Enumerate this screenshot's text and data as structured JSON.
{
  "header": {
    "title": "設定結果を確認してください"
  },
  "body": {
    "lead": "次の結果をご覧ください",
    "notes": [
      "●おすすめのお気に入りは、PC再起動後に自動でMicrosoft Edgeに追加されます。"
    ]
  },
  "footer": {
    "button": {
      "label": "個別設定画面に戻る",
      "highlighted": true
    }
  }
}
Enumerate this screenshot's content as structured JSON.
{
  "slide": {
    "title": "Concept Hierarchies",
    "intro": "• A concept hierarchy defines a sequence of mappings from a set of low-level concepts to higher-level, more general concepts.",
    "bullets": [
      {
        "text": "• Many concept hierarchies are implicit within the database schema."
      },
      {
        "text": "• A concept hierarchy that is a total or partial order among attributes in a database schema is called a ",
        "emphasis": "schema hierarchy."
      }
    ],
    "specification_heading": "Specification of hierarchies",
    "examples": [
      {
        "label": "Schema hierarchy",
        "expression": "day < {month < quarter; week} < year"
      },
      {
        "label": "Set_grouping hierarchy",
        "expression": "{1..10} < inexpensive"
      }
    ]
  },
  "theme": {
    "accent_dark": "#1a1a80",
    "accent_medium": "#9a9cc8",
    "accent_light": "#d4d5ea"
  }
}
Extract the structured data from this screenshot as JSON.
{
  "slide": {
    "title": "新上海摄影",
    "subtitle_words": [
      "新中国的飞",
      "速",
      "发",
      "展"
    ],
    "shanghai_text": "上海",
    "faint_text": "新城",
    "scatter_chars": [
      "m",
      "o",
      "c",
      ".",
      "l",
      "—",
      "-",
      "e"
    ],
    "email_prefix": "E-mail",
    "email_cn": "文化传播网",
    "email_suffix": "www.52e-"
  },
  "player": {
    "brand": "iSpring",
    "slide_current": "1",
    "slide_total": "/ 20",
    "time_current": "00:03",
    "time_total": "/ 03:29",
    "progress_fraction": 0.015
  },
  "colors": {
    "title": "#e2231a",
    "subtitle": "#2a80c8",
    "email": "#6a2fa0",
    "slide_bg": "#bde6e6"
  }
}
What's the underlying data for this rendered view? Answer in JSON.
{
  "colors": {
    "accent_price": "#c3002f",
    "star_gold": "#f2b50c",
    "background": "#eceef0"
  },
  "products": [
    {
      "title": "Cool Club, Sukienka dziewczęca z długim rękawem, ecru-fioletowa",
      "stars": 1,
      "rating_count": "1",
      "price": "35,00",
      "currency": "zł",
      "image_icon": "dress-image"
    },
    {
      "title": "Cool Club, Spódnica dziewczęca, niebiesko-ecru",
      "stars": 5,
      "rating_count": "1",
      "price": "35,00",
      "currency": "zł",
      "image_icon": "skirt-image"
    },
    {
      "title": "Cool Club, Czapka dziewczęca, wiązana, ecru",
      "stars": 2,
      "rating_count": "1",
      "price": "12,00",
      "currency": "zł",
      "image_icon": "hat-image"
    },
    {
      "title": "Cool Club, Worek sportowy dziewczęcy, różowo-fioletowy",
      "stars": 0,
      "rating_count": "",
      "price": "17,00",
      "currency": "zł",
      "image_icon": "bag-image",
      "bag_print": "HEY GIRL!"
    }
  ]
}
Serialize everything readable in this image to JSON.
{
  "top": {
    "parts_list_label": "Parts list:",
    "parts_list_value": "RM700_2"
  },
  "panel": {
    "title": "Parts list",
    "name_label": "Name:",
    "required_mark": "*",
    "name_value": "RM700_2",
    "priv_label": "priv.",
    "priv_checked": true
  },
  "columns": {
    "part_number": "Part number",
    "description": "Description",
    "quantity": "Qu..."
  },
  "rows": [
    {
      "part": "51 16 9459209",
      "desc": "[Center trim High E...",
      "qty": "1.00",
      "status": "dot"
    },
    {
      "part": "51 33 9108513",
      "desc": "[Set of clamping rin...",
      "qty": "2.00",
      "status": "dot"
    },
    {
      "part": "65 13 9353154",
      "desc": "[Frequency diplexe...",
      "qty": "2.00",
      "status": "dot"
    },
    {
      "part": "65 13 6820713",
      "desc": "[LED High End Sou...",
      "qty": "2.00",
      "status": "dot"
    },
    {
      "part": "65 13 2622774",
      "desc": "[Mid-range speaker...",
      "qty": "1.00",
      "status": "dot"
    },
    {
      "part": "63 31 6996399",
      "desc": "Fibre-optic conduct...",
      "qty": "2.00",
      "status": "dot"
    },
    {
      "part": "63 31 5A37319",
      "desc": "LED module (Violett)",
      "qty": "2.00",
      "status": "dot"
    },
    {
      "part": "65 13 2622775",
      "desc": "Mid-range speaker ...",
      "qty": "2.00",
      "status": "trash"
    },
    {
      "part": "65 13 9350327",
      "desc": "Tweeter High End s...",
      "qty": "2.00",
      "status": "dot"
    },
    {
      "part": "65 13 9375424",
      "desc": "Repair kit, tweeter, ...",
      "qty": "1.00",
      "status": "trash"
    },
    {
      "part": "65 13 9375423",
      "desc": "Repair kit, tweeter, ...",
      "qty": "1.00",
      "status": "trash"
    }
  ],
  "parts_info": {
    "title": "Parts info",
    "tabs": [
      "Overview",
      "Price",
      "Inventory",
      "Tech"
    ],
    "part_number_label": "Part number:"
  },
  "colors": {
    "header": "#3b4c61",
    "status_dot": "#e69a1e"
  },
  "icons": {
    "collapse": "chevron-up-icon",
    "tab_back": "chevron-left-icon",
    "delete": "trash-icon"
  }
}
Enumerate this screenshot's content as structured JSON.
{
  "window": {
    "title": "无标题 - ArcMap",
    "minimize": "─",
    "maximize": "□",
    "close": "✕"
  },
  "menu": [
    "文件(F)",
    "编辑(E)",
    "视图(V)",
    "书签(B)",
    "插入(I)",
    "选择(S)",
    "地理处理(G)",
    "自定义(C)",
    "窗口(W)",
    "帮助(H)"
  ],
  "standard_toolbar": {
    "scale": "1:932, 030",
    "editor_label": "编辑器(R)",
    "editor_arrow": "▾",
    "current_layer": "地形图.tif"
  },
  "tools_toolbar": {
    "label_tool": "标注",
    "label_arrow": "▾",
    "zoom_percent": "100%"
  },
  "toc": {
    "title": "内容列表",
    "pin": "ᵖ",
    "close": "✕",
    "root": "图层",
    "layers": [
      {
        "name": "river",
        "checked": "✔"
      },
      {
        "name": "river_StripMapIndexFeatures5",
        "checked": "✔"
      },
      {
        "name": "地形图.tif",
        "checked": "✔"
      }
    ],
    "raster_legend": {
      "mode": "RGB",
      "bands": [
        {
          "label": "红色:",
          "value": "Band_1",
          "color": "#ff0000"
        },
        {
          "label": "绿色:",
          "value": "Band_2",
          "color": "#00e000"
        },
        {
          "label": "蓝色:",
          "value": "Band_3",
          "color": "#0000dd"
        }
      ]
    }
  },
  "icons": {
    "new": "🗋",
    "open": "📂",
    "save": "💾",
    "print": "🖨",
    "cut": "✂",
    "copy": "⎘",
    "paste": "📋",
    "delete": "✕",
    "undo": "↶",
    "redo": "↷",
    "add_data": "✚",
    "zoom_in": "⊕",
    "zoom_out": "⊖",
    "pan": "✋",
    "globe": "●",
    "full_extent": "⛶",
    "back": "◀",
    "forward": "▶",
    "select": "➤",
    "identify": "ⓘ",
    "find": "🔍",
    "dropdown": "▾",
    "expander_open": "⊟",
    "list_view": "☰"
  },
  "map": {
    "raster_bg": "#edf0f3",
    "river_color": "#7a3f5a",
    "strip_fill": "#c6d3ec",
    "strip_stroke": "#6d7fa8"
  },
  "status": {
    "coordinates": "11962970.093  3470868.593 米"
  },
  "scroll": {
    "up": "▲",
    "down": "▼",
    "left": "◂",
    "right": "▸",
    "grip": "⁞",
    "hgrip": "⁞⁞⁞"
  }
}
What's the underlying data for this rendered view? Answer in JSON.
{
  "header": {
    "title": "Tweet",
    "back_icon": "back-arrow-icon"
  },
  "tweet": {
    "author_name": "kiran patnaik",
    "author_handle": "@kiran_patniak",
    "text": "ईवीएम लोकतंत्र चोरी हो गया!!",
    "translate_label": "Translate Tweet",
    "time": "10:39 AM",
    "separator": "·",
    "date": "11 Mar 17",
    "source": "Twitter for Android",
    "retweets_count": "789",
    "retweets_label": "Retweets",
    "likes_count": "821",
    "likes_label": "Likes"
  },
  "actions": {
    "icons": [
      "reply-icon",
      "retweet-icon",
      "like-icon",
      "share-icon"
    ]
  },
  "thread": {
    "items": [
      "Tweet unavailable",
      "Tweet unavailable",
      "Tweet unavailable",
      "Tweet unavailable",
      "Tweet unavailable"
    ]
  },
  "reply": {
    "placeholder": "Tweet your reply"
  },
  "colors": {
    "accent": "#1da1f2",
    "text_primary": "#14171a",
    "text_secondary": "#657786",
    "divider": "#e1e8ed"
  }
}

Instruction
Collect from the data above every line that includes "structured".

Response to the task
Enumerate this screenshot's text and data as structured JSON.
Enumerate this screenshot's content as structured JSON.
Extract the structured data from this screenshot as JSON.
Enumerate this screenshot's content as structured JSON.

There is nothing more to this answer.